- **Problem to solve**
Give only the number of lines in the data that include the string "MCurtain".

[start of Supplied records]

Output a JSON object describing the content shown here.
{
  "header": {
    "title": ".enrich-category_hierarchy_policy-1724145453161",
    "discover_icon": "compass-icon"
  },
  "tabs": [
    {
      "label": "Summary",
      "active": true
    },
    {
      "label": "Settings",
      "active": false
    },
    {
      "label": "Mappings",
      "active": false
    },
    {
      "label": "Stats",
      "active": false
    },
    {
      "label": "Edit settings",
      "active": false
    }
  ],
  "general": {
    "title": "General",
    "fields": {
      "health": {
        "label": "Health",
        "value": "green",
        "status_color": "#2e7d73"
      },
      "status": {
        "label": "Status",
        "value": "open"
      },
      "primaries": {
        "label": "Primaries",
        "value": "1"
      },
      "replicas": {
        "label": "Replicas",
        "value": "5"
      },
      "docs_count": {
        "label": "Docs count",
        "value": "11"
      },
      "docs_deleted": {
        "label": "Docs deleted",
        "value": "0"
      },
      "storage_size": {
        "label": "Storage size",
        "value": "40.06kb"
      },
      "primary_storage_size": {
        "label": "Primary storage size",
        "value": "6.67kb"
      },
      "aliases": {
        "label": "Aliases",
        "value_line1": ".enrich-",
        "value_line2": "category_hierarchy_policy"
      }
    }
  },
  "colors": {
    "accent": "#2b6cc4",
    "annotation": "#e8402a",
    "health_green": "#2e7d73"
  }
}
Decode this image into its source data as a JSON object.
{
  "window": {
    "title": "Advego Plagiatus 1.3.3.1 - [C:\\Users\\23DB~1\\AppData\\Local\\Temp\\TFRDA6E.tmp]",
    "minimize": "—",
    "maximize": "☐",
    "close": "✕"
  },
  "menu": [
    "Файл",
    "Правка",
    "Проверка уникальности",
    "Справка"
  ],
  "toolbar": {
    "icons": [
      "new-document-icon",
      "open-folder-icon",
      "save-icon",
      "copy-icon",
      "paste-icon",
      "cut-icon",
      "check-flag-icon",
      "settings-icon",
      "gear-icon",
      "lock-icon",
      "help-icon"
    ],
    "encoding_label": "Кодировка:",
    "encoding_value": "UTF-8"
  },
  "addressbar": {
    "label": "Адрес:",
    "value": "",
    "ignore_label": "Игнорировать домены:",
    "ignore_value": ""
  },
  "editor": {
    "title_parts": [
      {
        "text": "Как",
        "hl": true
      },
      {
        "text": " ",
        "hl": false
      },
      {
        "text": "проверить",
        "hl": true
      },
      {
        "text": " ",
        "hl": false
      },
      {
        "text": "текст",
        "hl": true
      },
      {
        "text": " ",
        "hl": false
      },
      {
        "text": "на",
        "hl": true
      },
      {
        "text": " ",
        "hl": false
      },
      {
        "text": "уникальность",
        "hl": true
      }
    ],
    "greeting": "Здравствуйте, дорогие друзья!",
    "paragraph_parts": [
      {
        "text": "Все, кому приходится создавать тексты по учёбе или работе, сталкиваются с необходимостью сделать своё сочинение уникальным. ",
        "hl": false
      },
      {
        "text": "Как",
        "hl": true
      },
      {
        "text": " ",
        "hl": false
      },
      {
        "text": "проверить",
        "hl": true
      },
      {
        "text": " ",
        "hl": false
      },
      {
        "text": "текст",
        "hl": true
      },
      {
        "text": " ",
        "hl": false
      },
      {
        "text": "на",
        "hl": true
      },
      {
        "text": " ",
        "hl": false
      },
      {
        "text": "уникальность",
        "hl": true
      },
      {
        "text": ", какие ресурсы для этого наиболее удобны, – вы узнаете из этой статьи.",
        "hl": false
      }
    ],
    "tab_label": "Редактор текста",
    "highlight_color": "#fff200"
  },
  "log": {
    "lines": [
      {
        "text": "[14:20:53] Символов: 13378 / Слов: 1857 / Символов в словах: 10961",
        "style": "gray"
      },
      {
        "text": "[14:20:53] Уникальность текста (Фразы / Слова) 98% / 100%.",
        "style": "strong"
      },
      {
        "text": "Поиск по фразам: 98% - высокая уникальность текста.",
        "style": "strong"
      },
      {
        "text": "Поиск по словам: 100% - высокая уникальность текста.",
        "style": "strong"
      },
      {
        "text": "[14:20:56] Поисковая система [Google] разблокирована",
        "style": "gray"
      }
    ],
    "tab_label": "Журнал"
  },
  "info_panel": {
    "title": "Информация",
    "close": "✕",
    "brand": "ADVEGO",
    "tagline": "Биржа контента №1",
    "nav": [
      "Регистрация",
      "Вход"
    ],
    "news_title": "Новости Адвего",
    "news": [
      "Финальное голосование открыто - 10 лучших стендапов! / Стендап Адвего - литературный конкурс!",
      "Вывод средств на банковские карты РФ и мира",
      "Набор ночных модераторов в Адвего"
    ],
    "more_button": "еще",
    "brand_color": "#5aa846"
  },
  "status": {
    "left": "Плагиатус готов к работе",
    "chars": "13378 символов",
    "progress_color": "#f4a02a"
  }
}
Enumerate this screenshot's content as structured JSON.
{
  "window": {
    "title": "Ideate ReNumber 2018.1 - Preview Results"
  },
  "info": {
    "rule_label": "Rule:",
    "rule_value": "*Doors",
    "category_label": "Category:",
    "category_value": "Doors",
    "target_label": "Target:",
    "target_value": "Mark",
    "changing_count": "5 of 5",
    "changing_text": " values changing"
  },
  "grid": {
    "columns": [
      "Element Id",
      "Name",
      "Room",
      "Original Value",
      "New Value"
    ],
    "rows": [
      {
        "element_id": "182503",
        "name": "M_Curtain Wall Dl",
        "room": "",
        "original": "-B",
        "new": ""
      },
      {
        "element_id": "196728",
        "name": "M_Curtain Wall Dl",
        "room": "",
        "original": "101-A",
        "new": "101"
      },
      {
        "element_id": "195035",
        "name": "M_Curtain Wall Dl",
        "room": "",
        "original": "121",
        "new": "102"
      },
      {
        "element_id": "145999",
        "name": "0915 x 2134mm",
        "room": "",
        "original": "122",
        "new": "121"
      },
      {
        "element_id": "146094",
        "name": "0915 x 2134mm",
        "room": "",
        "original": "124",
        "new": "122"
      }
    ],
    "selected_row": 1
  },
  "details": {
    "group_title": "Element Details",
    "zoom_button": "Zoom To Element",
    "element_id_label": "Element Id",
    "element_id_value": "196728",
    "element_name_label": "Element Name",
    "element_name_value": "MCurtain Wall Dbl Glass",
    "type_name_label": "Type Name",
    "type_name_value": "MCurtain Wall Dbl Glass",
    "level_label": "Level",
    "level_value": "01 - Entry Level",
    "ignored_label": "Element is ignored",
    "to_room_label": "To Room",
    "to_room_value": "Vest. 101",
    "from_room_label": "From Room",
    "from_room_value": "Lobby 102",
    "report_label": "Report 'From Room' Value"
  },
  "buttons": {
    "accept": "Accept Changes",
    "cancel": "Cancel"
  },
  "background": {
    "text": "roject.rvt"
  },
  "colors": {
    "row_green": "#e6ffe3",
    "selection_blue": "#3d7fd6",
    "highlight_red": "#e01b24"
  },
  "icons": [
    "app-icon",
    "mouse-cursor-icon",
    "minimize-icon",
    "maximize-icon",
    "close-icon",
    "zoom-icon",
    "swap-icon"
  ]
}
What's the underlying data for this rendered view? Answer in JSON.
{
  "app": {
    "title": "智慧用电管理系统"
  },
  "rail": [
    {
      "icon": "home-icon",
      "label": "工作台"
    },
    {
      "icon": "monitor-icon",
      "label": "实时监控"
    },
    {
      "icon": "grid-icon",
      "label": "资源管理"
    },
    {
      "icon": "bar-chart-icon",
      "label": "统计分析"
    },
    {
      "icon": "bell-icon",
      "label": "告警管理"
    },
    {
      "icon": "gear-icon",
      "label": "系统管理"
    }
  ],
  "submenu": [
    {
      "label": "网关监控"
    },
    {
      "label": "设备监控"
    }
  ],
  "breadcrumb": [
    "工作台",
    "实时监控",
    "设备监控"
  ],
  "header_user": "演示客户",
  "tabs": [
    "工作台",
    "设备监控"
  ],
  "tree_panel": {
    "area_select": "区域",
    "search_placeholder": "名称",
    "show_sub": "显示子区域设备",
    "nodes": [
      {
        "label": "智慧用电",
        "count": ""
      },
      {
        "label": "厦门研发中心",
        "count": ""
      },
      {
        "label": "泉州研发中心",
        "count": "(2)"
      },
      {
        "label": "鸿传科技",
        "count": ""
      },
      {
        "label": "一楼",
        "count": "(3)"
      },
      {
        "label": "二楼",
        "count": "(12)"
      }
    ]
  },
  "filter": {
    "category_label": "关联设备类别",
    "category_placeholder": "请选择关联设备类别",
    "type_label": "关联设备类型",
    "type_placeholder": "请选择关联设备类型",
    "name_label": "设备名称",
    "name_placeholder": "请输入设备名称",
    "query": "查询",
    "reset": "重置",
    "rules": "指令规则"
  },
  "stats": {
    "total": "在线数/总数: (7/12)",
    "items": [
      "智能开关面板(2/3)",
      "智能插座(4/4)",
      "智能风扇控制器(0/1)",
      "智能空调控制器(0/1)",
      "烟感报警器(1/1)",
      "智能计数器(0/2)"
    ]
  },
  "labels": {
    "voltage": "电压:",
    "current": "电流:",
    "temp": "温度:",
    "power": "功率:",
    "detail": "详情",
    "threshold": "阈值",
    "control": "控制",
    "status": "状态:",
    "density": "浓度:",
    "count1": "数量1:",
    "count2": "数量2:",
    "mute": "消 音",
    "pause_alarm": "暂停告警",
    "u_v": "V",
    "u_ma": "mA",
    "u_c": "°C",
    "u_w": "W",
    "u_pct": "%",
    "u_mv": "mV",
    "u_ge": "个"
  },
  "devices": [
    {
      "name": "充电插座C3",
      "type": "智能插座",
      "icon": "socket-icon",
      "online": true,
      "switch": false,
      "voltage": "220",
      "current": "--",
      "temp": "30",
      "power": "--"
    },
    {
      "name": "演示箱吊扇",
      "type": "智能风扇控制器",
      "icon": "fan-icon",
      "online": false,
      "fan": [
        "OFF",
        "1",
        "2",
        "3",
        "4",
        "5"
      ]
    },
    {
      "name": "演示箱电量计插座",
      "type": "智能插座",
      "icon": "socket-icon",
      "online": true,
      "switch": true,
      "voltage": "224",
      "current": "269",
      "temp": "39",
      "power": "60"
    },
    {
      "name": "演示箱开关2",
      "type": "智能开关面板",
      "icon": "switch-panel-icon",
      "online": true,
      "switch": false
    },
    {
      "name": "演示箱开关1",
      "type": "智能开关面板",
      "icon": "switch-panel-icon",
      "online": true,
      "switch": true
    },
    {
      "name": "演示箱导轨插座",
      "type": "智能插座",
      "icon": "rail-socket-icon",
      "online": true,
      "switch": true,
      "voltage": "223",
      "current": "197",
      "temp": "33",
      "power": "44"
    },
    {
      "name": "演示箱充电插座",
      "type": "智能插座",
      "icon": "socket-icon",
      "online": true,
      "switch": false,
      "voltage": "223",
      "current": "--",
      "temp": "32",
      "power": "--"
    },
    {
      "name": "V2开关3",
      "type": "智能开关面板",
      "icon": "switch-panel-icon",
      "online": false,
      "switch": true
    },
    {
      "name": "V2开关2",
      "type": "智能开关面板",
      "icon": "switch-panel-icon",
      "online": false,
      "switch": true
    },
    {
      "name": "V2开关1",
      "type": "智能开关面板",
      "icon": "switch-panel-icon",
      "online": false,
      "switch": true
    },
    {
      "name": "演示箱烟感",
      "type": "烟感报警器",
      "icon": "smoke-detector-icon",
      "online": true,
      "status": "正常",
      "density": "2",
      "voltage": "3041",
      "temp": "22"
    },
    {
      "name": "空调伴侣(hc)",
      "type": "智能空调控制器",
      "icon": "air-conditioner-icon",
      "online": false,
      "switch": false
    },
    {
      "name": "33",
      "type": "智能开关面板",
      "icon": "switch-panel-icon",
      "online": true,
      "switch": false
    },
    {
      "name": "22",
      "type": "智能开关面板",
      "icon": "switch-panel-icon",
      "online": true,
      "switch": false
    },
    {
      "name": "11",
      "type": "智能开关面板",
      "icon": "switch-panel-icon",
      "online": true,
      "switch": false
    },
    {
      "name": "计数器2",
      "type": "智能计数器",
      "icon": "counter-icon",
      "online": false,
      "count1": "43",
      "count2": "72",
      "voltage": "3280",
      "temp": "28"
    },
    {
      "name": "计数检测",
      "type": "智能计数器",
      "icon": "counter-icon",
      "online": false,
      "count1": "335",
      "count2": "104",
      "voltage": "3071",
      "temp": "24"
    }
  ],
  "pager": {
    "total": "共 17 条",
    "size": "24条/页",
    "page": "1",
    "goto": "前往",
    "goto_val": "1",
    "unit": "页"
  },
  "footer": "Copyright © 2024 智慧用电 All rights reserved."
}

[end of Supplied records]

- **Response**
2